■ TASK PROMPT
Review the material line by line. Identify and copy every line that contains the string "خوراکی".

>>>>

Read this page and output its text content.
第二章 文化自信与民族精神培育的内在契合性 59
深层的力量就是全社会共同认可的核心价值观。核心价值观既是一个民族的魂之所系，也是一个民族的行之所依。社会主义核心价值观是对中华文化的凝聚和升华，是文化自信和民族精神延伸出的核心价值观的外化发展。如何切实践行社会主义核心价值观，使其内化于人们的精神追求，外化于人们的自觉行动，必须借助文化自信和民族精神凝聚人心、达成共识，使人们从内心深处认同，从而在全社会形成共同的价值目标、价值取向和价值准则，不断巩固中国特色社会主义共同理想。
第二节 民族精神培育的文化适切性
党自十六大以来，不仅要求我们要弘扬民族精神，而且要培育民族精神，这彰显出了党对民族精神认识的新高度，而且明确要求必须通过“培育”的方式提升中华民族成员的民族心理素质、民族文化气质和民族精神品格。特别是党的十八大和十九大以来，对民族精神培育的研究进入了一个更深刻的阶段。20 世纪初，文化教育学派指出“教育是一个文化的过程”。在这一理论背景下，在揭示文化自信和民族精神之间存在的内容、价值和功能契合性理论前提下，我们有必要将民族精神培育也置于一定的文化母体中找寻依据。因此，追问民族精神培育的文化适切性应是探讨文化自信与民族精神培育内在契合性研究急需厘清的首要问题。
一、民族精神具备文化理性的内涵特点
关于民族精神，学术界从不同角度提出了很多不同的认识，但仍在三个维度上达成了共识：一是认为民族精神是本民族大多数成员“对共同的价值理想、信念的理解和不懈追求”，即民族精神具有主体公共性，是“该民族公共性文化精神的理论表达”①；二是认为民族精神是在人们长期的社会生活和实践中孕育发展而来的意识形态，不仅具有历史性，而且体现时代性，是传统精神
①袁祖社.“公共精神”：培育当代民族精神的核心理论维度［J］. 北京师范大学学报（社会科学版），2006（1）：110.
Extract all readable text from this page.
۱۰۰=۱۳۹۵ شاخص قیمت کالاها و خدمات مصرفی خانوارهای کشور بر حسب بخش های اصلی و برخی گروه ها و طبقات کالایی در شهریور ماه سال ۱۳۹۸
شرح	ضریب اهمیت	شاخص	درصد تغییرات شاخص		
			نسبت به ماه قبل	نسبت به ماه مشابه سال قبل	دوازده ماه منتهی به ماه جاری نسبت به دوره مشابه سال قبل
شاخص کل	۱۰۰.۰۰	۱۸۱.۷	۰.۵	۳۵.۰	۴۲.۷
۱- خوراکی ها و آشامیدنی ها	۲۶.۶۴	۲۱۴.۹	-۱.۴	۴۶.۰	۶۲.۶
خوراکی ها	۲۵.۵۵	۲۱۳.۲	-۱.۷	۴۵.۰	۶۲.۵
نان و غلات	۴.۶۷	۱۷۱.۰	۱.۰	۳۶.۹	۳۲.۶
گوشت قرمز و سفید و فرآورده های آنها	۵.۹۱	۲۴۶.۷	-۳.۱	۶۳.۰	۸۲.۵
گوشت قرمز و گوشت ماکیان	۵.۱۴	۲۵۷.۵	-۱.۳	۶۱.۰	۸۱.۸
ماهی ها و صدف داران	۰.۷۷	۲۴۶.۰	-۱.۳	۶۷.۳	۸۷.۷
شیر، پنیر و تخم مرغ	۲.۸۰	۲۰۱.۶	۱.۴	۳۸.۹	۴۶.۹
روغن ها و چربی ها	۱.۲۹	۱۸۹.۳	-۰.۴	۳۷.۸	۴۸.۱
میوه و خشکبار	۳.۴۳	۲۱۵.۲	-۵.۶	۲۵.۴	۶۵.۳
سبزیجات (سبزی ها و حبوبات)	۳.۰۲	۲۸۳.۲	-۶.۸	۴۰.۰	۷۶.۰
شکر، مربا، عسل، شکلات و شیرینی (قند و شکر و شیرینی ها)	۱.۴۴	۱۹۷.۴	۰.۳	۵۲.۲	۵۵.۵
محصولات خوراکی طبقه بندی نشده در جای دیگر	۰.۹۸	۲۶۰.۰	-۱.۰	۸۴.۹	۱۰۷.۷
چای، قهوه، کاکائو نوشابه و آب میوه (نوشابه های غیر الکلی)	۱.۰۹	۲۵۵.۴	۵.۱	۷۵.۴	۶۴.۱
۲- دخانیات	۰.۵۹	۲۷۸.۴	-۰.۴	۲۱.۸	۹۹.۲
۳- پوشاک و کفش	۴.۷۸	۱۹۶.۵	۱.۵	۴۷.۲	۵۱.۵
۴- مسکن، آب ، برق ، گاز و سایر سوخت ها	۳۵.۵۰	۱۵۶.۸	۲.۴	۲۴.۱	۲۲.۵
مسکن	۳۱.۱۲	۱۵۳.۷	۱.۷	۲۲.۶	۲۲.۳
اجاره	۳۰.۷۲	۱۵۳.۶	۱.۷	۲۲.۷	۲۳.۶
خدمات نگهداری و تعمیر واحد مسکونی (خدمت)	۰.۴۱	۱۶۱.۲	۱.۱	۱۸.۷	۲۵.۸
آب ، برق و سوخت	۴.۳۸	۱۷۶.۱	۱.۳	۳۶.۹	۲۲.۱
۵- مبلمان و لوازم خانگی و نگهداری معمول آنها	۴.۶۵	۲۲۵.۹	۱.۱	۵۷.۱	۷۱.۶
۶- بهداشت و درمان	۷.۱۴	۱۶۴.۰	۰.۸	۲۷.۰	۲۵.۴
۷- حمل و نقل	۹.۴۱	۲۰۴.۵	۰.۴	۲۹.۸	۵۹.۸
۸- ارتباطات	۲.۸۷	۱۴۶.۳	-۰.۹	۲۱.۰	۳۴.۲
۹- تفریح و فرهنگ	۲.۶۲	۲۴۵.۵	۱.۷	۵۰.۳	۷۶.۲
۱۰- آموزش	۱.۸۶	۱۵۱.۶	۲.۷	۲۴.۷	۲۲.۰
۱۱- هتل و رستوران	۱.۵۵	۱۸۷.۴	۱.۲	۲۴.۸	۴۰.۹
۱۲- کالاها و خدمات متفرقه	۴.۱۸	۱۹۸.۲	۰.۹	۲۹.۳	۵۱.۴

<<<<

■ WRITTEN ANSWER
۱- خوراکی ها و آشامیدنی ها	۲۶.۶۴	۲۱۴.۹	-۱.۴	۴۶.۰	۶۲.۶
خوراکی ها	۲۵.۵۵	۲۱۳.۲	-۱.۷	۴۵.۰	۶۲.۵
محصولات خوراکی طبقه بندی نشده در جای دیگر	۰.۹۸	۲۶۰.۰	-۱.۰	۸۴.۹	۱۰۷.۷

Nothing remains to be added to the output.